- **DIRECTION**
Show all lines from the data that include the word "paſſer".

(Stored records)
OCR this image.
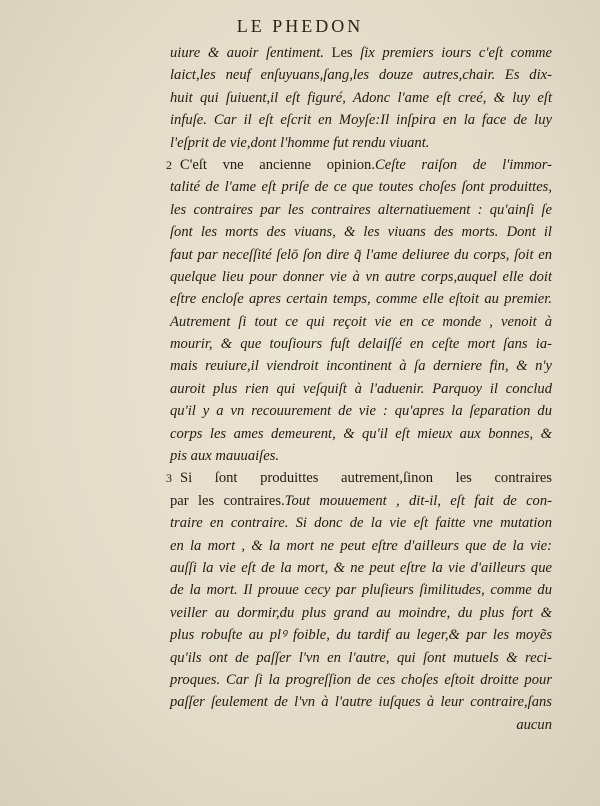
LE PHEDON
uiure & auoir ſentiment. Les ſix premiers iours c'eſt comme
laict,les neuf enſuyuans,ſang,les douze autres,chair. Es dix-
huit qui ſuiuent,il eſt figuré, Adonc l'ame eſt creé, & luy eſt
infuſe. Car il eſt eſcrit en Moyſe:Il inſpira en la face de luy
l'eſprit de vie,dont l'homme fut rendu viuant.
2 C'eſt vne ancienne opinion.Ceſte raiſon de l'immor-
talité de l'ame eſt priſe de ce que toutes choſes ſont produittes,
les contraires par les contraires alternatiuement : qu'ainſi ſe
ſont les morts des viuans, & les viuans des morts. Dont il
faut par neceſſité ſelō ſon dire q̃ l'ame deliuree du corps, ſoit en
quelque lieu pour donner vie à vn autre corps,auquel elle doit
eſtre encloſe apres certain temps, comme elle eſtoit au premier.
Autrement ſi tout ce qui reçoit vie en ce monde , venoit à
mourir, & que touſiours fuſt delaiſſé en ceſte mort ſans ia-
mais reuiure,il viendroit incontinent à ſa derniere fin, & n'y
auroit plus rien qui veſquiſt à l'aduenir. Parquoy il conclud
qu'il y a vn recouurement de vie : qu'apres la ſeparation du
corps les ames demeurent, & qu'il eſt mieux aux bonnes, &
pis aux mauuaiſes.
3 Si ſont produittes autrement,ſinon les contraires
par les contraires.Tout mouuement , dit-il, eſt fait de con-
traire en contraire. Si donc de la vie eſt faitte vne mutation
en la mort , & la mort ne peut eſtre d'ailleurs que de la vie:
auſſi la vie eſt de la mort, & ne peut eſtre la vie d'ailleurs que
de la mort. Il prouue cecy par pluſieurs ſimilitudes, comme du
veiller au dormir,du plus grand au moindre, du plus fort &
plus robuſte au plꝰ foible, du tardif au leger,& par les moyẽs
qu'ils ont de paſſer l'vn en l'autre, qui ſont mutuels & reci-
proques. Car ſi la progreſſion de ces choſes eſtoit droitte pour
paſſer ſeulement de l'vn à l'autre iuſques à leur contraire,ſans
aucun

- **COMPLETE RESPONSE**
qu'ils ont de paſſer l'vn en l'autre, qui ſont mutuels & reci-
paſſer ſeulement de l'vn à l'autre iuſques à leur contraire,ſans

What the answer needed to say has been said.